** START OF INPUT DATA **

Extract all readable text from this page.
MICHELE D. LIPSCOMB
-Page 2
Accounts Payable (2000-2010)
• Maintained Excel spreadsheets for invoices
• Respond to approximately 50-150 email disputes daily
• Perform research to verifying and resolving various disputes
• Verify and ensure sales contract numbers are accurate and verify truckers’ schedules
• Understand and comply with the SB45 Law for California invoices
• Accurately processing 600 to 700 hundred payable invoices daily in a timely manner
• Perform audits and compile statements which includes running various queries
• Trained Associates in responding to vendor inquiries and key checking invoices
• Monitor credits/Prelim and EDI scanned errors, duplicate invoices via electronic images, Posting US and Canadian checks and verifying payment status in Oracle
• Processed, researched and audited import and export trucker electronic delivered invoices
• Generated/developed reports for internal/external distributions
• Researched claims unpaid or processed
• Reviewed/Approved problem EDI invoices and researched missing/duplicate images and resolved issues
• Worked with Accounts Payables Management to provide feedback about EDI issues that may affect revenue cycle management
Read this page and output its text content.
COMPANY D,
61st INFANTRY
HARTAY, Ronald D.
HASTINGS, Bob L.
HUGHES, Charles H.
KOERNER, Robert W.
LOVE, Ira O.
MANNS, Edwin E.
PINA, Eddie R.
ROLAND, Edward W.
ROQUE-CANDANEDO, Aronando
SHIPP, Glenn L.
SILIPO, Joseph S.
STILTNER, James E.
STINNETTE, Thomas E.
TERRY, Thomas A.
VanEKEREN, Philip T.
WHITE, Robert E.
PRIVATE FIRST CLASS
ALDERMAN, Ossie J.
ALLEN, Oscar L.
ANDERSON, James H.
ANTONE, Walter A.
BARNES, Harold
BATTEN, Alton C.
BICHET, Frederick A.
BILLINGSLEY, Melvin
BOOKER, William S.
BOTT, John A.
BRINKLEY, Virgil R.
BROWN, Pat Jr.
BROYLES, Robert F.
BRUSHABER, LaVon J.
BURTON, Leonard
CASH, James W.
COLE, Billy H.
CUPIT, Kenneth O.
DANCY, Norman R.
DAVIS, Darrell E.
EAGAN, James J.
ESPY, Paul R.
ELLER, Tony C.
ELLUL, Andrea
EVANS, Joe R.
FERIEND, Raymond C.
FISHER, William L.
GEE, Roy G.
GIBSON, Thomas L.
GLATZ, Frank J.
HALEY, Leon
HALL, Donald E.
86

** END OF INPUT DATA **

Print the listing above in full, exactly as it is.

_CORRECT RESPONSE_
Extract all readable text from this page.
MICHELE D. LIPSCOMB
-Page 2
Accounts Payable (2000-2010)
• Maintained Excel spreadsheets for invoices
• Respond to approximately 50-150 email disputes daily
• Perform research to verifying and resolving various disputes
• Verify and ensure sales contract numbers are accurate and verify truckers’ schedules
• Understand and comply with the SB45 Law for California invoices
• Accurately processing 600 to 700 hundred payable invoices daily in a timely manner
• Perform audits and compile statements which includes running various queries
• Trained Associates in responding to vendor inquiries and key checking invoices
• Monitor credits/Prelim and EDI scanned errors, duplicate invoices via electronic images, Posting US and Canadian checks and verifying payment status in Oracle
• Processed, researched and audited import and export trucker electronic delivered invoices
• Generated/developed reports for internal/external distributions
• Researched claims unpaid or processed
• Reviewed/Approved problem EDI invoices and researched missing/duplicate images and resolved issues
• Worked with Accounts Payables Management to provide feedback about EDI issues that may affect revenue cycle management
Read this page and output its text content.
COMPANY D,
61st INFANTRY
HARTAY, Ronald D.
HASTINGS, Bob L.
HUGHES, Charles H.
KOERNER, Robert W.
LOVE, Ira O.
MANNS, Edwin E.
PINA, Eddie R.
ROLAND, Edward W.
ROQUE-CANDANEDO, Aronando
SHIPP, Glenn L.
SILIPO, Joseph S.
STILTNER, James E.
STINNETTE, Thomas E.
TERRY, Thomas A.
VanEKEREN, Philip T.
WHITE, Robert E.
PRIVATE FIRST CLASS
ALDERMAN, Ossie J.
ALLEN, Oscar L.
ANDERSON, James H.
ANTONE, Walter A.
BARNES, Harold
BATTEN, Alton C.
BICHET, Frederick A.
BILLINGSLEY, Melvin
BOOKER, William S.
BOTT, John A.
BRINKLEY, Virgil R.
BROWN, Pat Jr.
BROYLES, Robert F.
BRUSHABER, LaVon J.
BURTON, Leonard
CASH, James W.
COLE, Billy H.
CUPIT, Kenneth O.
DANCY, Norman R.
DAVIS, Darrell E.
EAGAN, James J.
ESPY, Paul R.
ELLER, Tony C.
ELLUL, Andrea
EVANS, Joe R.
FERIEND, Raymond C.
FISHER, William L.
GEE, Roy G.
GIBSON, Thomas L.
GLATZ, Frank J.
HALEY, Leon
HALL, Donald E.
86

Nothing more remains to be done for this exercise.